* WHAT IS BEING ASKED
Exactly reproduce the lines that follow.

Entries with figure data
———

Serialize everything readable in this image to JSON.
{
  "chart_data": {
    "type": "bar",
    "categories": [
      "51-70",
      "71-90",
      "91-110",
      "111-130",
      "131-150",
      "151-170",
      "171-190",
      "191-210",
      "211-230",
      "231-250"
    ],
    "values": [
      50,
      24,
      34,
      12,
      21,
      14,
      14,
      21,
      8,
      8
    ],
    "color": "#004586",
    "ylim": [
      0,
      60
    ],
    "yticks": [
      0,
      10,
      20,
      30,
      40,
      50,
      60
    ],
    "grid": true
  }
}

———

* ANSWER FOR THE TASK
Serialize everything readable in this image to JSON.
{
  "chart_data": {
    "type": "bar",
    "categories": [
      "51-70",
      "71-90",
      "91-110",
      "111-130",
      "131-150",
      "151-170",
      "171-190",
      "191-210",
      "211-230",
      "231-250"
    ],
    "values": [
      50,
      24,
      34,
      12,
      21,
      14,
      14,
      21,
      8,
      8
    ],
    "color": "#004586",
    "ylim": [
      0,
      60
    ],
    "yticks": [
      0,
      10,
      20,
      30,
      40,
      50,
      60
    ],
    "grid": true
  }
}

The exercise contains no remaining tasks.